--- begin Text excerpt ---

Inadequate reporting of statistical results

Martin Héroux

doi:10.1152/jn.00550.2016

letter

. 2016 Sep 1;116(3):1536–1537. doi: 10.1152/jn.00550.2016

Inadequate reporting of statistical results

Martin Héroux ^1,^2,^✉

PMCID: PMC5040376 PMID: 27678073

to the editor: In the first half of 2016 I was asked to review a manuscript for the Journal of Neurophysiology. Having reviewed only a handful of times for your journal, I started my review assignment by reading the Information for Authors and Information for Reviewers sections of your website. I noted that when preparing their manuscript, authors are encouraged to consult an editorial entitled “Guidelines for reporting statistics in journals published by the American Physiological Society” (Curran-Everett and Benos 2004). Unfortunately, the manuscript I reviewed failed to follow several key guidelines presented in this editorial. For example, error bars in figures were standard error of the mean rather than standard deviations, and the majority of reported P values were not exact, except when they neared significance, in which case they were explicitly stated (e.g., P = 0.067) and considered statistically significant. Such practices are not uncommon. In fact, these and other questionable statistical practices have become so prevalent that numerous articles have been written to try and educate scientists and motivate change (e.g., Cumming 2013; Drummond and Tom 2011; Drummond and Vowler 2011; Halsey et al. 2015; Nakagawa and Cuthill 2007; Tressoldi et al. 2013). Despite these efforts, many published papers continue to suffer from poor statistical reporting. As a journal with clear guidelines, I was interested in the prevalence of such papers in the Journal of Neurophysiology. To this end, I audited all research papers published in 2015 for the presence of the three easy-to-identify questionable reporting practices I noted in my initial review (see Supplemental Material for data and analysis details, available online at the Journal of Neurophysiology website). As you will see, the results are alarming.

Authors often prefer reporting the standard error of the mean because it is smaller than the standard deviation. However, the standard error of the mean is rarely, if ever, the appropriate statistic (Cumming 2013; Curran-Everett and Benos 2004). Nevertheless, of the 278 research papers published in 2015 with error bars in figures, 65% reported the standard error of the mean. Worse yet, 12.5% of papers had undefined error bars. Only 20% of papers reported standard deviations (Table 1).

--- end Text excerpt ---
--- begin Dataset section ---

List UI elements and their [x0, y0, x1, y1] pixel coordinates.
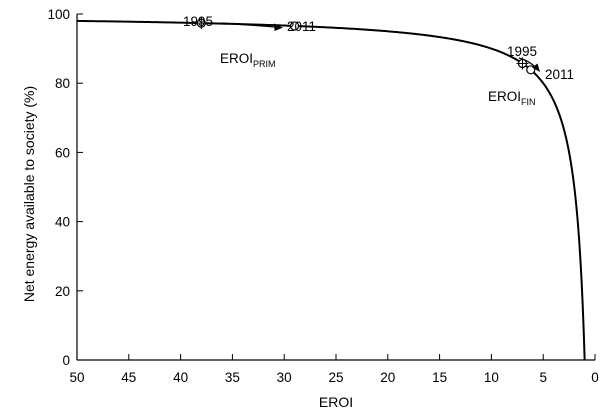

--- end Dataset section ---

Set task A: Can you echo the stretch of the letter on statistical reporting from "Authors often prefer" through "deviations (Table 1)."?
Set task B: According to the letter on statistical reporting, why do authors often prefer to report the standard error of the mean? Answer in one to three sentences.
Set task C: Could you go on with the letter on statistical reporting from where it stops?

Task output A:
Authors often prefer reporting the standard error of the mean because it is smaller than the standard deviation. However, the standard error of the mean is rarely, if ever, the appropriate statistic (Cumming 2013; Curran-Everett and Benos 2004). Nevertheless, of the 278 research papers published in 2015 with error bars in figures, 65% reported the standard error of the mean. Worse yet, 12.5% of papers had undefined error bars. Only 20% of papers reported standard deviations (Table 1).

Task output B: Authors often prefer it because the standard error of the mean is smaller than the standard deviation. The letter adds that it is nonetheless rarely, if ever, the appropriate statistic.

Task output C:
Table 1.

Audit results of statistical reporting practices for papers published in 2015

	Papers, n/total	Papers, %
Error bars
SE	178/278	65.4
SD	55/278	20.2
95% CI	17/278	6.2
IQR	21/278	7.7
Undefined	34/278	12.5
Statistics
Exact	160/274	58.4
Not exact	114/274	41.6
0.1 > P > 0.05
Trend/significant	42/74	56.8
Not significant	32/74	43.2

Open in a new tab

n, No. of papers meeting indicated reporting practice; SE, standard error of the mean; SD, standard deviation; 95% CI, 95% confidence interval; IQR, median and interquartile range.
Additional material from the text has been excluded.